┌────────
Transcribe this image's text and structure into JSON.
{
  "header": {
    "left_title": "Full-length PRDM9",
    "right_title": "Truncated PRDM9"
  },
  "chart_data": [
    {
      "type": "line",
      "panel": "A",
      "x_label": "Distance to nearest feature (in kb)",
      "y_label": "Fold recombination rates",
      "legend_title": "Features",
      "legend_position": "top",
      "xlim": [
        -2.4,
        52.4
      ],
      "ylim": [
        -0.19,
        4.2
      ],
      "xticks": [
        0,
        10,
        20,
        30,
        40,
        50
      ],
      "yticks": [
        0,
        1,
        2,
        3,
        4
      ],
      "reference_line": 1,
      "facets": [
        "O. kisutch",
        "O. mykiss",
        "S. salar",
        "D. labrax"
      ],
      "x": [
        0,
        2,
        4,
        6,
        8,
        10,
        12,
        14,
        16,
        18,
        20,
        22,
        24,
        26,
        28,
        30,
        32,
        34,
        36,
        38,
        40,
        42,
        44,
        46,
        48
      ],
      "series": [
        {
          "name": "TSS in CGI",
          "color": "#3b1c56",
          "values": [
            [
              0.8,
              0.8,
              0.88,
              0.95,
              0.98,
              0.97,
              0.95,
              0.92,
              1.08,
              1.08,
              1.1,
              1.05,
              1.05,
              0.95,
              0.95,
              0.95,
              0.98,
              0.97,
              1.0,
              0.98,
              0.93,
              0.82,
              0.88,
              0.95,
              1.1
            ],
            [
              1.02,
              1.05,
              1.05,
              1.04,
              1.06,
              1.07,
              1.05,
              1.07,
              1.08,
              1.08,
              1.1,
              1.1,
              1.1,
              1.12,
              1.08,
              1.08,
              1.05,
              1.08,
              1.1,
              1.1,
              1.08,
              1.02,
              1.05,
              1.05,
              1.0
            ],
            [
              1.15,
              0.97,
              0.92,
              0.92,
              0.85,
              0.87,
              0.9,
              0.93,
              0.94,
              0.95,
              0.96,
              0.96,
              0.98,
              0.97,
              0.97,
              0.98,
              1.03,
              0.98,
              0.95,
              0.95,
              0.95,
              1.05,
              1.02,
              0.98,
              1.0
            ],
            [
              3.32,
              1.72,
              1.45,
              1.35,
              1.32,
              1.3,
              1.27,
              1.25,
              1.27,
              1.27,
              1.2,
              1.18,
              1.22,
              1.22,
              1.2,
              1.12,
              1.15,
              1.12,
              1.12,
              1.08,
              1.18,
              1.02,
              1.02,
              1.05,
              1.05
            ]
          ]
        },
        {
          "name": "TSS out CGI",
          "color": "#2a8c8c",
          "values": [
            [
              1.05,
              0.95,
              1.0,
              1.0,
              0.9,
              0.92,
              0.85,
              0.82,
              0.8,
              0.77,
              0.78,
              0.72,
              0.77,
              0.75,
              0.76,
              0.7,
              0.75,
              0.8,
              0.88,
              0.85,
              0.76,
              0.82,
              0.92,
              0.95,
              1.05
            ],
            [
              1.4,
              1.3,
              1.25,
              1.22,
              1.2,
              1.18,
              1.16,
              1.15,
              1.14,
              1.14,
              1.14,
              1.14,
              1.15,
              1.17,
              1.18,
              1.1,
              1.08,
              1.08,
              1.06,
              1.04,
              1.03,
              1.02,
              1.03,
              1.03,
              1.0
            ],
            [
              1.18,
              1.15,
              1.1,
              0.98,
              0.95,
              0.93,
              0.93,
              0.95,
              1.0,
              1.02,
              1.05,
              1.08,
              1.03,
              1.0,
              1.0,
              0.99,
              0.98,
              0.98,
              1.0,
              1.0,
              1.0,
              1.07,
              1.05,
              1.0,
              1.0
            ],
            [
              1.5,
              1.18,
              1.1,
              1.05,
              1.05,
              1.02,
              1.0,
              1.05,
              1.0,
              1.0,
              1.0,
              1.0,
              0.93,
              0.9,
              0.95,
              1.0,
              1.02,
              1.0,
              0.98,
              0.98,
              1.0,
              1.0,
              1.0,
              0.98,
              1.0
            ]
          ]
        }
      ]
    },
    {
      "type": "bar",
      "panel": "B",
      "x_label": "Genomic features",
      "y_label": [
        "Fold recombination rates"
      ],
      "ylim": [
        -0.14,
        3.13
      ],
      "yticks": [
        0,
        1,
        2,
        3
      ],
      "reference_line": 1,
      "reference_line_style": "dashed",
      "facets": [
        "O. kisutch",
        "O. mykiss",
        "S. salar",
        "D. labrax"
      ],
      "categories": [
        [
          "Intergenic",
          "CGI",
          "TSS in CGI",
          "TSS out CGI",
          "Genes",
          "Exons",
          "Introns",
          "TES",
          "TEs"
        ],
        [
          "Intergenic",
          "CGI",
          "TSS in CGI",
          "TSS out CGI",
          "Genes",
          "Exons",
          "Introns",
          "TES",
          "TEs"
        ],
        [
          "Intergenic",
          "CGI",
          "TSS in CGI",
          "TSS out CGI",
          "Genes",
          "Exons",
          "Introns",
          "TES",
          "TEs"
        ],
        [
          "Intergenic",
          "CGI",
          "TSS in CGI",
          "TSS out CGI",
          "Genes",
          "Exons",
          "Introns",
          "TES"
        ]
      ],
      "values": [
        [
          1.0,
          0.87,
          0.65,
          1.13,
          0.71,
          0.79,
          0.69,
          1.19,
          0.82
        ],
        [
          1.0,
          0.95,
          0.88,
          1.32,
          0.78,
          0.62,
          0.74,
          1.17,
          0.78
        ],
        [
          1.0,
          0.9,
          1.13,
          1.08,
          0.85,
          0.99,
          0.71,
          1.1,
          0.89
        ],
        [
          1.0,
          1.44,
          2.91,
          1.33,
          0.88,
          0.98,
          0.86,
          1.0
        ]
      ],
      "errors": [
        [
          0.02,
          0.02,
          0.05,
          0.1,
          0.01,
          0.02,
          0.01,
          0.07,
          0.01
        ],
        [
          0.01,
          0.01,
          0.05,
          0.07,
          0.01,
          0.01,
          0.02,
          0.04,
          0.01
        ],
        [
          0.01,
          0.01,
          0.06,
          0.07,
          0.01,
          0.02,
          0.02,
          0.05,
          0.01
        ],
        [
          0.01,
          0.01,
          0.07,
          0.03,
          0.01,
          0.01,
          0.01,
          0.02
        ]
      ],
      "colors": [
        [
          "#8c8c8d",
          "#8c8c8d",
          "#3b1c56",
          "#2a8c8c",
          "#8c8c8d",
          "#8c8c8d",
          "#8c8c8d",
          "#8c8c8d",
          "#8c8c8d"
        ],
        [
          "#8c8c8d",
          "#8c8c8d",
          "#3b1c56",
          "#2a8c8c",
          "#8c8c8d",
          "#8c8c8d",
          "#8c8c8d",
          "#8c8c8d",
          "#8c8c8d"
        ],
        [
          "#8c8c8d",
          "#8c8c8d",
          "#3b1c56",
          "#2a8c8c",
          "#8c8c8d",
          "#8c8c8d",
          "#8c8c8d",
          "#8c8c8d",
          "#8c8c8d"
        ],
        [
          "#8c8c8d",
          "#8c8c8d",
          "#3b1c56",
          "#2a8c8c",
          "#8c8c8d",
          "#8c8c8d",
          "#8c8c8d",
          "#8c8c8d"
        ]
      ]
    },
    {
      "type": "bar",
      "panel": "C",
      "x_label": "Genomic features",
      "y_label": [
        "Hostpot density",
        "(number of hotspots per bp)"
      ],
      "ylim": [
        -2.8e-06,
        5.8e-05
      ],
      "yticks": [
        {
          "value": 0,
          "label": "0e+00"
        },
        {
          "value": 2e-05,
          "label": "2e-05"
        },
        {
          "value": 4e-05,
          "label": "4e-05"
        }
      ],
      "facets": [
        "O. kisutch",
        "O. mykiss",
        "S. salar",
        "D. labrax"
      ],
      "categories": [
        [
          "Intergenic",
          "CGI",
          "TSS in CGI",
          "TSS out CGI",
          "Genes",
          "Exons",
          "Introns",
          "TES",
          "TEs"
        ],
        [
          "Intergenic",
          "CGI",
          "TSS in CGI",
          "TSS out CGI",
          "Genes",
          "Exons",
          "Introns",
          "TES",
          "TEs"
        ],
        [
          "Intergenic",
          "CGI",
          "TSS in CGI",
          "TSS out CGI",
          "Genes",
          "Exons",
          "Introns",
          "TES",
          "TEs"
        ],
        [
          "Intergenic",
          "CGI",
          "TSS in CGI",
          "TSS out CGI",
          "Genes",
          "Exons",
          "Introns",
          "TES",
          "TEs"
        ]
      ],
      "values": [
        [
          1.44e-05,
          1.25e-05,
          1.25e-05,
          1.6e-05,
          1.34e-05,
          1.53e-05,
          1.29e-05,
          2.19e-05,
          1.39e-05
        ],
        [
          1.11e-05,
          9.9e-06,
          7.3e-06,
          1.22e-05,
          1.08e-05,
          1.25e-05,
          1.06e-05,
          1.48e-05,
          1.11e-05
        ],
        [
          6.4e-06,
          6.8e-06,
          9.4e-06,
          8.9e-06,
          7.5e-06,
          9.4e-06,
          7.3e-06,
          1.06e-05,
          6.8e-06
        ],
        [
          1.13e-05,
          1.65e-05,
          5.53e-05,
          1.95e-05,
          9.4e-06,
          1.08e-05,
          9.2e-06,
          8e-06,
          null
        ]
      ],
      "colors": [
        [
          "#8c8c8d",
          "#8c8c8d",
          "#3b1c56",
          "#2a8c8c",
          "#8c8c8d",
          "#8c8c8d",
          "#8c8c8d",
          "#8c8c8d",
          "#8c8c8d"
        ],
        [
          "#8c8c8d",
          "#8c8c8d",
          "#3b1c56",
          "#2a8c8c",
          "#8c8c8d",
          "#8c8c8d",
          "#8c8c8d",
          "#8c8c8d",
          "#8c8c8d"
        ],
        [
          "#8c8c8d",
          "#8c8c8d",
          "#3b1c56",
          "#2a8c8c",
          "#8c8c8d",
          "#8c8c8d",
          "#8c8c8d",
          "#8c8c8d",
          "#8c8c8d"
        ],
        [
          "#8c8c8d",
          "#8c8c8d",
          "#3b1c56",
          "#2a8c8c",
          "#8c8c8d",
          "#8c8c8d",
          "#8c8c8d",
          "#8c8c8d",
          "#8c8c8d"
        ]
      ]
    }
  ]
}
└────────
> [WORK REQUIRED]
Your task is to copy each line from the material above that includes the word "rates".

> [ANSWER TO THE EXERCISE]
      "y_label": "Fold recombination rates",
        "Fold recombination rates"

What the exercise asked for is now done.